* Exercise task:
Leave out the pictures and reproduce all of the data exactly.

>> start Source data

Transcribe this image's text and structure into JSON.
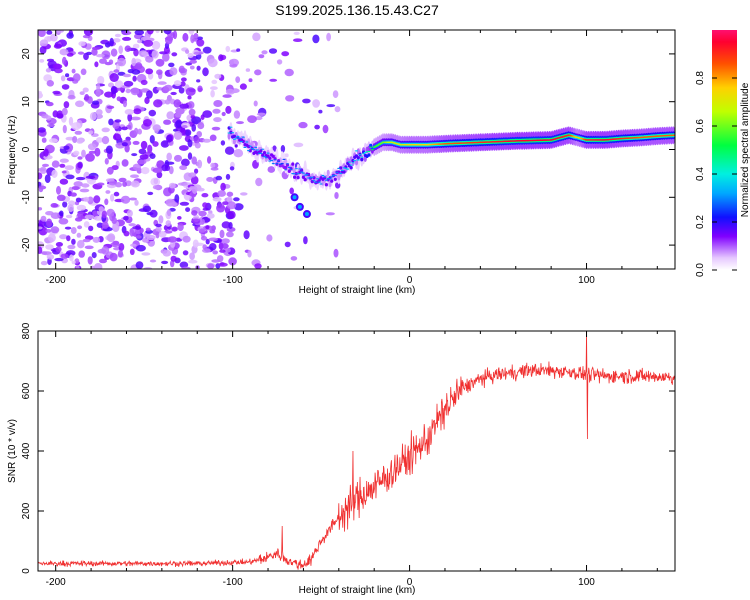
{
  "title": "S199.2025.136.15.43.C27",
  "chart_data": [
    {
      "type": "heatmap",
      "xlabel": "Height of straight line (km)",
      "ylabel": "Frequency (Hz)",
      "xlim": [
        -210,
        150
      ],
      "ylim": [
        -25,
        25
      ],
      "xticks": [
        -200,
        -100,
        0,
        100
      ],
      "yticks": [
        -20,
        -10,
        0,
        10,
        20
      ],
      "colorbar": {
        "label": "Normalized spectral amplitude",
        "range": [
          0,
          1
        ],
        "ticks": [
          "0.0",
          "0.2",
          "0.4",
          "0.6",
          "0.8"
        ],
        "colormap": "rainbow (violet to red)"
      },
      "ridge": {
        "x": [
          -102,
          -95,
          -88,
          -80,
          -72,
          -65,
          -58,
          -52,
          -45,
          -40,
          -35,
          -30,
          -25,
          -20,
          -15,
          -10,
          -5,
          0,
          10,
          20,
          40,
          60,
          80,
          90,
          95,
          100,
          110,
          120,
          130,
          140,
          150
        ],
        "y": [
          3.5,
          2,
          0,
          -1.5,
          -3,
          -4.5,
          -5.5,
          -6.5,
          -6,
          -5,
          -3,
          -2,
          -1,
          0.5,
          1.5,
          1.5,
          1,
          1,
          1,
          1.2,
          1.5,
          1.8,
          2,
          3,
          2.5,
          2,
          2,
          2.3,
          2.5,
          2.8,
          3
        ],
        "amplitude": [
          0.35,
          0.3,
          0.3,
          0.3,
          0.25,
          0.3,
          0.3,
          0.3,
          0.3,
          0.3,
          0.35,
          0.35,
          0.4,
          0.55,
          0.6,
          0.7,
          0.7,
          0.75,
          0.75,
          0.85,
          0.9,
          0.95,
          0.95,
          0.9,
          0.7,
          0.9,
          0.95,
          0.9,
          0.85,
          0.85,
          0.85
        ]
      },
      "background_noise": "scattered low-amplitude violet speckle, dense for heights below about -100 km"
    },
    {
      "type": "line",
      "xlabel": "Height of straight line (km)",
      "ylabel": "SNR (10 * v/v)",
      "xlim": [
        -210,
        150
      ],
      "ylim": [
        0,
        800
      ],
      "xticks": [
        -200,
        -100,
        0,
        100
      ],
      "yticks": [
        0,
        200,
        400,
        600,
        800
      ],
      "color": "#f03030",
      "trend": {
        "x": [
          -210,
          -120,
          -90,
          -80,
          -75,
          -70,
          -65,
          -60,
          -55,
          -50,
          -40,
          -30,
          -20,
          -10,
          0,
          10,
          20,
          30,
          40,
          50,
          70,
          90,
          100,
          110,
          130,
          150
        ],
        "y": [
          25,
          25,
          30,
          45,
          60,
          40,
          25,
          20,
          45,
          100,
          180,
          240,
          280,
          330,
          380,
          440,
          540,
          610,
          640,
          655,
          670,
          665,
          655,
          650,
          650,
          645
        ]
      },
      "spikes": [
        {
          "x": -72,
          "y": 150
        },
        {
          "x": -32,
          "y": 400
        },
        {
          "x": 100,
          "y": 800
        },
        {
          "x": 100.5,
          "y": 440
        }
      ]
    }
  ]
}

>> end Source data

* Written answer:
Transcribe this image's text and structure into JSON.
{
  "title": "S199.2025.136.15.43.C27",
  "chart_data": [
    {
      "type": "heatmap",
      "xlabel": "Height of straight line (km)",
      "ylabel": "Frequency (Hz)",
      "xlim": [
        -210,
        150
      ],
      "ylim": [
        -25,
        25
      ],
      "xticks": [
        -200,
        -100,
        0,
        100
      ],
      "yticks": [
        -20,
        -10,
        0,
        10,
        20
      ],
      "colorbar": {
        "label": "Normalized spectral amplitude",
        "range": [
          0,
          1
        ],
        "ticks": [
          "0.0",
          "0.2",
          "0.4",
          "0.6",
          "0.8"
        ],
        "colormap": "rainbow (violet to red)"
      },
      "ridge": {
        "x": [
          -102,
          -95,
          -88,
          -80,
          -72,
          -65,
          -58,
          -52,
          -45,
          -40,
          -35,
          -30,
          -25,
          -20,
          -15,
          -10,
          -5,
          0,
          10,
          20,
          40,
          60,
          80,
          90,
          95,
          100,
          110,
          120,
          130,
          140,
          150
        ],
        "y": [
          3.5,
          2,
          0,
          -1.5,
          -3,
          -4.5,
          -5.5,
          -6.5,
          -6,
          -5,
          -3,
          -2,
          -1,
          0.5,
          1.5,
          1.5,
          1,
          1,
          1,
          1.2,
          1.5,
          1.8,
          2,
          3,
          2.5,
          2,
          2,
          2.3,
          2.5,
          2.8,
          3
        ],
        "amplitude": [
          0.35,
          0.3,
          0.3,
          0.3,
          0.25,
          0.3,
          0.3,
          0.3,
          0.3,
          0.3,
          0.35,
          0.35,
          0.4,
          0.55,
          0.6,
          0.7,
          0.7,
          0.75,
          0.75,
          0.85,
          0.9,
          0.95,
          0.95,
          0.9,
          0.7,
          0.9,
          0.95,
          0.9,
          0.85,
          0.85,
          0.85
        ]
      },
      "background_noise": "scattered low-amplitude violet speckle, dense for heights below about -100 km"
    },
    {
      "type": "line",
      "xlabel": "Height of straight line (km)",
      "ylabel": "SNR (10 * v/v)",
      "xlim": [
        -210,
        150
      ],
      "ylim": [
        0,
        800
      ],
      "xticks": [
        -200,
        -100,
        0,
        100
      ],
      "yticks": [
        0,
        200,
        400,
        600,
        800
      ],
      "color": "#f03030",
      "trend": {
        "x": [
          -210,
          -120,
          -90,
          -80,
          -75,
          -70,
          -65,
          -60,
          -55,
          -50,
          -40,
          -30,
          -20,
          -10,
          0,
          10,
          20,
          30,
          40,
          50,
          70,
          90,
          100,
          110,
          130,
          150
        ],
        "y": [
          25,
          25,
          30,
          45,
          60,
          40,
          25,
          20,
          45,
          100,
          180,
          240,
          280,
          330,
          380,
          440,
          540,
          610,
          640,
          655,
          670,
          665,
          655,
          650,
          650,
          645
        ]
      },
      "spikes": [
        {
          "x": -72,
          "y": 150
        },
        {
          "x": -32,
          "y": 400
        },
        {
          "x": 100,
          "y": 800
        },
        {
          "x": 100.5,
          "y": 440
        }
      ]
    }
  ]
}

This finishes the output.